**WORK REQUIRED:** Report how many lines of the records below include the word "retention". Give nothing but the number.

(Stored items)

--------

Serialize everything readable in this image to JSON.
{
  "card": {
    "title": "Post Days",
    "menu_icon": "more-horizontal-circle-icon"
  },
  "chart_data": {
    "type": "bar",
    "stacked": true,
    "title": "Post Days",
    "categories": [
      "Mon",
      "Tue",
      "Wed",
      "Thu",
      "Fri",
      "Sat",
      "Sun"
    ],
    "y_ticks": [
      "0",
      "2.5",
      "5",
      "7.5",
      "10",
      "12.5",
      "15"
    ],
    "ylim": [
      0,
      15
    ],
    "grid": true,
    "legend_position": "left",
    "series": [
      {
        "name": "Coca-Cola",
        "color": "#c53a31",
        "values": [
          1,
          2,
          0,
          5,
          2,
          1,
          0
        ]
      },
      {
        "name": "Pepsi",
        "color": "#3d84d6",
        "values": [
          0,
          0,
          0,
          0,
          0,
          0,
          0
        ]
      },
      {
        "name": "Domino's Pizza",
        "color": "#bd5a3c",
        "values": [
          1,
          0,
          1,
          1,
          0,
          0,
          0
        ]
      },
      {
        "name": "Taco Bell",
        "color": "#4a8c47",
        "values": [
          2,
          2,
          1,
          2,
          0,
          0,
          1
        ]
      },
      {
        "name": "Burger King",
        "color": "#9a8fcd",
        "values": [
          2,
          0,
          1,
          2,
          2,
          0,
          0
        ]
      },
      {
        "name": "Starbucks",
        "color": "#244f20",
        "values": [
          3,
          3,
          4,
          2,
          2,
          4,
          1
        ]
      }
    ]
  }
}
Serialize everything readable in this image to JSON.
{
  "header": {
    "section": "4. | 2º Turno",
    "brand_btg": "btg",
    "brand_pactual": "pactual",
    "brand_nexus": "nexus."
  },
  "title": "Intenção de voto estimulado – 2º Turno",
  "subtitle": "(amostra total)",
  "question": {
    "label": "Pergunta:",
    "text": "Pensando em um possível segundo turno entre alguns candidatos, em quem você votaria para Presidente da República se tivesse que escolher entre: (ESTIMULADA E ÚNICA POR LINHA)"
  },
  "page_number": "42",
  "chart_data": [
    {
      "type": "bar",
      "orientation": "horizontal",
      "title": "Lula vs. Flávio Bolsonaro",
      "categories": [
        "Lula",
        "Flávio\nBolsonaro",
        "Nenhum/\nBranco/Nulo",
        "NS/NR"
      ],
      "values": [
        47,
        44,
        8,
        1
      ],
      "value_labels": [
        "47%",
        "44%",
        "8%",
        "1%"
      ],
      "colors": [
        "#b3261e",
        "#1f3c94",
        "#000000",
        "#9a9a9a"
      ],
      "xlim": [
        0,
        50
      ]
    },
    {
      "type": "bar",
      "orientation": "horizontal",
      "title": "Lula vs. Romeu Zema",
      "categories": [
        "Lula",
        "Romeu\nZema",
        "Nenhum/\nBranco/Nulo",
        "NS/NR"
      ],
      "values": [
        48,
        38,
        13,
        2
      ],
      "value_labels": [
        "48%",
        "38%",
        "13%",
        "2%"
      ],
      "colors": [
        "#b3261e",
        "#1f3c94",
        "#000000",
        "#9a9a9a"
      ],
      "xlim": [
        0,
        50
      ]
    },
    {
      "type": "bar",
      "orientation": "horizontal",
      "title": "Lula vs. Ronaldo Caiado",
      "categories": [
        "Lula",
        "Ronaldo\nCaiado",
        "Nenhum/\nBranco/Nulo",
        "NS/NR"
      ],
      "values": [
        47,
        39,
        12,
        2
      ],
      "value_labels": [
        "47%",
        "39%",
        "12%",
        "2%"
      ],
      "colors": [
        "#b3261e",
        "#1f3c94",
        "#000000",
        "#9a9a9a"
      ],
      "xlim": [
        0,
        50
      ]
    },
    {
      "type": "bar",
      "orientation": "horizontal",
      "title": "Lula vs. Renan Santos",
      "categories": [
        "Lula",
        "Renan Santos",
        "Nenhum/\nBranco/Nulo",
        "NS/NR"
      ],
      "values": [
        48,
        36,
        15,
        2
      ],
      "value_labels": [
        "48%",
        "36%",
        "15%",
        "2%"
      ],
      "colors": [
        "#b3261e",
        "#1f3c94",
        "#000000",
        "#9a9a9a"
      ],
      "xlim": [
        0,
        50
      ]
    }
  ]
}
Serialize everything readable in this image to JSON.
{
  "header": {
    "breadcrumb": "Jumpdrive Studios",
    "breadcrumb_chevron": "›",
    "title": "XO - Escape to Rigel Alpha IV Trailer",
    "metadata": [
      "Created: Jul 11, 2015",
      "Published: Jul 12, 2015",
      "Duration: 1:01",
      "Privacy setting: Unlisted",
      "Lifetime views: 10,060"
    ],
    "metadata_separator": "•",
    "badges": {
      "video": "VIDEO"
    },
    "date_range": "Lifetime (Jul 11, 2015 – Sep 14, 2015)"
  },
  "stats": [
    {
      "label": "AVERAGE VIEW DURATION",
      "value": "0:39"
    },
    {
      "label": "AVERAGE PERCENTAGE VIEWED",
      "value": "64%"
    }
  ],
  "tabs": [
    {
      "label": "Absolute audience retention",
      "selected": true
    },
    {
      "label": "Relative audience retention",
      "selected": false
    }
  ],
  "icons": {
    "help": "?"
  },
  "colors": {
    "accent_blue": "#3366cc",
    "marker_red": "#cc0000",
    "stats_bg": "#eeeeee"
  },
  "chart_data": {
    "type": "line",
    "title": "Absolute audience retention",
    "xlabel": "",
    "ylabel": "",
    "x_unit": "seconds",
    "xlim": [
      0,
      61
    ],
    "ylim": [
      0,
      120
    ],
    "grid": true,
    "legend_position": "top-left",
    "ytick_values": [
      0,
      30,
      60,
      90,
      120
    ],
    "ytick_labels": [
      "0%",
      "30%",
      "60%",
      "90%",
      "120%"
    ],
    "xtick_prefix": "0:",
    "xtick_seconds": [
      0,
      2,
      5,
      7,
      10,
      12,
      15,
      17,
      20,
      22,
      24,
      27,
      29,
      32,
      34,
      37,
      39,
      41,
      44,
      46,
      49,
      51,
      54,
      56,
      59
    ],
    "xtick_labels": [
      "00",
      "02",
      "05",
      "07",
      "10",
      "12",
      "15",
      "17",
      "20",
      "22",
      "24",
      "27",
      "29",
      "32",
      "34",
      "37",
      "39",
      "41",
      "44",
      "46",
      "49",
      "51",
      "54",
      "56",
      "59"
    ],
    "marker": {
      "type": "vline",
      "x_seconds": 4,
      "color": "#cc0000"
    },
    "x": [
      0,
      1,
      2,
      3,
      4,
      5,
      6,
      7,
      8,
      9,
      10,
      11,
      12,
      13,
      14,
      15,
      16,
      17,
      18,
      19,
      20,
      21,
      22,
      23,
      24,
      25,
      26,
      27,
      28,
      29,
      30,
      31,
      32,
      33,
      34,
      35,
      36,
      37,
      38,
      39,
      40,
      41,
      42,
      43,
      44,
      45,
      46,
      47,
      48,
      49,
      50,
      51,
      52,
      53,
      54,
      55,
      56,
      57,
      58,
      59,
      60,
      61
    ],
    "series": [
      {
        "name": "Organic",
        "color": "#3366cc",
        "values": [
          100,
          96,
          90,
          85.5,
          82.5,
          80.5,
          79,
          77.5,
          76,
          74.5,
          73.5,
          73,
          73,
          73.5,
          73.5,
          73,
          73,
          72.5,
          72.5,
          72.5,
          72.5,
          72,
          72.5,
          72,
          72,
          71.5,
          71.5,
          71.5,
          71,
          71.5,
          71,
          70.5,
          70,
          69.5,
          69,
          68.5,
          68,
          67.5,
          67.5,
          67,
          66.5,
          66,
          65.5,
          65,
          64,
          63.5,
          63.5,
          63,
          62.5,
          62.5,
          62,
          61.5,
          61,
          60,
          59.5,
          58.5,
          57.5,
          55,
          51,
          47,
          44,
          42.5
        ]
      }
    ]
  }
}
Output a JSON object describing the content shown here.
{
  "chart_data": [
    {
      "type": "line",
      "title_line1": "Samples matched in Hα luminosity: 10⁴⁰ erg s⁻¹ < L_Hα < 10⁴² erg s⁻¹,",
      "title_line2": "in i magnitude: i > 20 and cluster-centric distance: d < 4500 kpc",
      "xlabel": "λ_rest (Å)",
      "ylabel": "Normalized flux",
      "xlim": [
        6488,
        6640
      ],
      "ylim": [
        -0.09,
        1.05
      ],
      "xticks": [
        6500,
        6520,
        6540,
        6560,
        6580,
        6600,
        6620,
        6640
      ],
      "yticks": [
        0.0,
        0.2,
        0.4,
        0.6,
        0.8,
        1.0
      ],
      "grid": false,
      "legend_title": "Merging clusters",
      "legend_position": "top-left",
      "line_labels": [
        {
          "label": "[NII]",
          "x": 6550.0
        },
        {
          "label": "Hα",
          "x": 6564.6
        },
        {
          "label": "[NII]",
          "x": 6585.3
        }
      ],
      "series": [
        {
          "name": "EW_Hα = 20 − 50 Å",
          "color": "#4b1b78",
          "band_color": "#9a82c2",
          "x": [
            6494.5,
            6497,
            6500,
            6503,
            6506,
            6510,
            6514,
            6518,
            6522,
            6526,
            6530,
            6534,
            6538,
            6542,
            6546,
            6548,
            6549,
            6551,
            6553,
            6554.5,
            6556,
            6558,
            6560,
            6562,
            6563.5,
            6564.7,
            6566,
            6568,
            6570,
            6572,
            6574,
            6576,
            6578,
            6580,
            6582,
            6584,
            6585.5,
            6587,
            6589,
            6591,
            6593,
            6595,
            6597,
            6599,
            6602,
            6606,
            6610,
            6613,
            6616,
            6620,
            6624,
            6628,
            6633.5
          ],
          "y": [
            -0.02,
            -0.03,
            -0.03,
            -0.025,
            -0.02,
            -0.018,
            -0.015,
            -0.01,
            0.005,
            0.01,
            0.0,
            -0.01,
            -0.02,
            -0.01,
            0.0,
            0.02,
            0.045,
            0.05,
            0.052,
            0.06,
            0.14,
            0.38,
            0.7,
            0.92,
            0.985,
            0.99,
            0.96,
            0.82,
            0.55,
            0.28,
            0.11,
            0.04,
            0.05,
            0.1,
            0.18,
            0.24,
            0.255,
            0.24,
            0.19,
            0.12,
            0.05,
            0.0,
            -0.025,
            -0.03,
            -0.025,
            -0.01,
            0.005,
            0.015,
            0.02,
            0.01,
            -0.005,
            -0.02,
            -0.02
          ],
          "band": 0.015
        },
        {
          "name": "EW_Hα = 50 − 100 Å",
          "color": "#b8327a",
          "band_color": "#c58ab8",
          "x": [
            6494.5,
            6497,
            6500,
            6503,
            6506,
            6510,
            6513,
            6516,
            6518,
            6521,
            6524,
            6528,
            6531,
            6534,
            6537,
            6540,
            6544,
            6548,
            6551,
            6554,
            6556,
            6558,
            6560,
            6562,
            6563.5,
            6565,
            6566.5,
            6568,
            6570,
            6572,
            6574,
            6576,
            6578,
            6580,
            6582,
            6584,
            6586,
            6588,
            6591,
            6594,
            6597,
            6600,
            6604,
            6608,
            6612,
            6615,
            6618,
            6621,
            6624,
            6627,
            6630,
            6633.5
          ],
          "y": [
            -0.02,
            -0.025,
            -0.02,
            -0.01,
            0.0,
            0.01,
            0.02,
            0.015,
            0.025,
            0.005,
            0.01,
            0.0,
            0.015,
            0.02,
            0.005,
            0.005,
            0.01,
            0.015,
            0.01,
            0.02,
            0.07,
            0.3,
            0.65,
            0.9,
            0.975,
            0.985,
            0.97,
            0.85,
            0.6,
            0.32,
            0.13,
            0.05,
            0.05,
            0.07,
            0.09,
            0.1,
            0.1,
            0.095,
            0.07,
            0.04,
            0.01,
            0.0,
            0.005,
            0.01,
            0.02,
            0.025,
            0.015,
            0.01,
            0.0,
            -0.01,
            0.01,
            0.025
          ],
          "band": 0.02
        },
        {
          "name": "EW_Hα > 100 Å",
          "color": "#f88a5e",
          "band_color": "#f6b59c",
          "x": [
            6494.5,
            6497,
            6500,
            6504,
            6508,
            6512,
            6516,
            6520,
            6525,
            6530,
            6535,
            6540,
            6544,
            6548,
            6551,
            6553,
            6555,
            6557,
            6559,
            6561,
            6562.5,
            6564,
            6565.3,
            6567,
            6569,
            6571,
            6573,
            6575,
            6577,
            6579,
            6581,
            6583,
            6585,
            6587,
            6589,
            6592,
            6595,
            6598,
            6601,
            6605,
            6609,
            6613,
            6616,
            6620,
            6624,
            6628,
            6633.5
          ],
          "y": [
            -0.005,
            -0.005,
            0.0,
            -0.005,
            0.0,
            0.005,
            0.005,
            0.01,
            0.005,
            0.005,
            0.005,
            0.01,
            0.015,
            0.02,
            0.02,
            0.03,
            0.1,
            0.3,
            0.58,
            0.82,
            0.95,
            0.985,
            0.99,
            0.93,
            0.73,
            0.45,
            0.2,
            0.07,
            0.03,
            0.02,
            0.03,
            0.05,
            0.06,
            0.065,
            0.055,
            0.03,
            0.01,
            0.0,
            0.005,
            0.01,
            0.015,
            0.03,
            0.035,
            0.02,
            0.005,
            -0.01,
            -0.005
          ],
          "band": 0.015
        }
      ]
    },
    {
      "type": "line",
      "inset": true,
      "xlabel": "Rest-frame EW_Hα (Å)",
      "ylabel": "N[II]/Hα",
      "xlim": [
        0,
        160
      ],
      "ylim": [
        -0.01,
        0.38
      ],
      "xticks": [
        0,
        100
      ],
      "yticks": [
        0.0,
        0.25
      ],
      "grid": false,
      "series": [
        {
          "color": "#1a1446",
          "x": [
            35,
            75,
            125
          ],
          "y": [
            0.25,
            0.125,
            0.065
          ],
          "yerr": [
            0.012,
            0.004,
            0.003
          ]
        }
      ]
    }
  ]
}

--------

**FINAL RESULT:** 3